Return all lines in the material below that contain "overhead".

-*-*-

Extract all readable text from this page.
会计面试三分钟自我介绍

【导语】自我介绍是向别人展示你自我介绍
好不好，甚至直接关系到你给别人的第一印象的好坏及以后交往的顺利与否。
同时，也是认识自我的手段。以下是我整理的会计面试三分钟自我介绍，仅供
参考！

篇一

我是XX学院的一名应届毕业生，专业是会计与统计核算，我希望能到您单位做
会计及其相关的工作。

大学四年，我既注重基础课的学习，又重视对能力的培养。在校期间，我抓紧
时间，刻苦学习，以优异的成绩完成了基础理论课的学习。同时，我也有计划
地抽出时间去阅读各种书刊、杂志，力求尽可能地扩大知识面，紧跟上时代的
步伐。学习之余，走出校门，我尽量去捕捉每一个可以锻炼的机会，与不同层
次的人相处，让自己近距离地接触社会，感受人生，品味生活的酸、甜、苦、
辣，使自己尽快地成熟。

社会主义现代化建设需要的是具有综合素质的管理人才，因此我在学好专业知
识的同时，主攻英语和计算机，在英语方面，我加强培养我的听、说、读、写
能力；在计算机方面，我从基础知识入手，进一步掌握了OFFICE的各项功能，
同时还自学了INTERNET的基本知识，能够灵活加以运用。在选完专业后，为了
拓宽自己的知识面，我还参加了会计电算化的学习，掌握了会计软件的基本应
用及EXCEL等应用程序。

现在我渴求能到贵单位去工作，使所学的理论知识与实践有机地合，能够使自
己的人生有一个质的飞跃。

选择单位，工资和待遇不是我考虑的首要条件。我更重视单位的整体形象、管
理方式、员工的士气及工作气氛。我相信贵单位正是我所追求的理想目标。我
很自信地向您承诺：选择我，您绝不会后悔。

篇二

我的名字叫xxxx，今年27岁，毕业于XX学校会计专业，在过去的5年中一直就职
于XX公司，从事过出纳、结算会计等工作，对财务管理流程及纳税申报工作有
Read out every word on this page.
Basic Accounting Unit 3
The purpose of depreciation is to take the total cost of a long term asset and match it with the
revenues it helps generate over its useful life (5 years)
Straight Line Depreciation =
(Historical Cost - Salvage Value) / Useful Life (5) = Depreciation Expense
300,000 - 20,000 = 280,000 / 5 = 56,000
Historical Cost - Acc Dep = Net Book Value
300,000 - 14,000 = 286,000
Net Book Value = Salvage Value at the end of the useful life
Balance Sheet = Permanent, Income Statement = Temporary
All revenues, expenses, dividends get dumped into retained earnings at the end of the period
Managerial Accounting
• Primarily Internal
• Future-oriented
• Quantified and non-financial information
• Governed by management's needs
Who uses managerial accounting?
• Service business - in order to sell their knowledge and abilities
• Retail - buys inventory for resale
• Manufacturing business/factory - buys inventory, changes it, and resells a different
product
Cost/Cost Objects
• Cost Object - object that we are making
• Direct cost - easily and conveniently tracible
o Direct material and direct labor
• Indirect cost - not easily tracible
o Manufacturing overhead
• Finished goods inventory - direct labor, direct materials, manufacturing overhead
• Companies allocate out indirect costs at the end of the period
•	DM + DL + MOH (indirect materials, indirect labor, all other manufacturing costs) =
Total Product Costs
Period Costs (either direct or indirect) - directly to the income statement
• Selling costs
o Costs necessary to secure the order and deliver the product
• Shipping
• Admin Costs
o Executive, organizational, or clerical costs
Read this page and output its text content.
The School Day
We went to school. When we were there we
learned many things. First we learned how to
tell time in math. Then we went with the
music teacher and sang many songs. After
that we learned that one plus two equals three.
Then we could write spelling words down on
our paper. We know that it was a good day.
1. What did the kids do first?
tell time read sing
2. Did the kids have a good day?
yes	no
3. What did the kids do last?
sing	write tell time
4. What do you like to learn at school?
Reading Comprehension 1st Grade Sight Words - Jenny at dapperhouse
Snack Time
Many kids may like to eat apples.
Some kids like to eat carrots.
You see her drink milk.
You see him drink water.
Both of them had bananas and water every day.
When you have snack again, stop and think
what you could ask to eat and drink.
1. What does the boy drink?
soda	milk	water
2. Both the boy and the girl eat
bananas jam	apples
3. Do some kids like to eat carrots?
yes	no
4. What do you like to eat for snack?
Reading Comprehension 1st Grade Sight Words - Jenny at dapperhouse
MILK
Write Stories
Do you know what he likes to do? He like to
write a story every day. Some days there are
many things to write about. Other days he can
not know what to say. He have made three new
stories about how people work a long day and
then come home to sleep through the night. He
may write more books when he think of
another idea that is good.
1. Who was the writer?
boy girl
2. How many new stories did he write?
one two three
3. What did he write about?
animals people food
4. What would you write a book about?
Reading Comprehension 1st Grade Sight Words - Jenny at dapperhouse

-*-*-

## [Task solution]
o Manufacturing overhead
• Finished goods inventory - direct labor, direct materials, manufacturing overhead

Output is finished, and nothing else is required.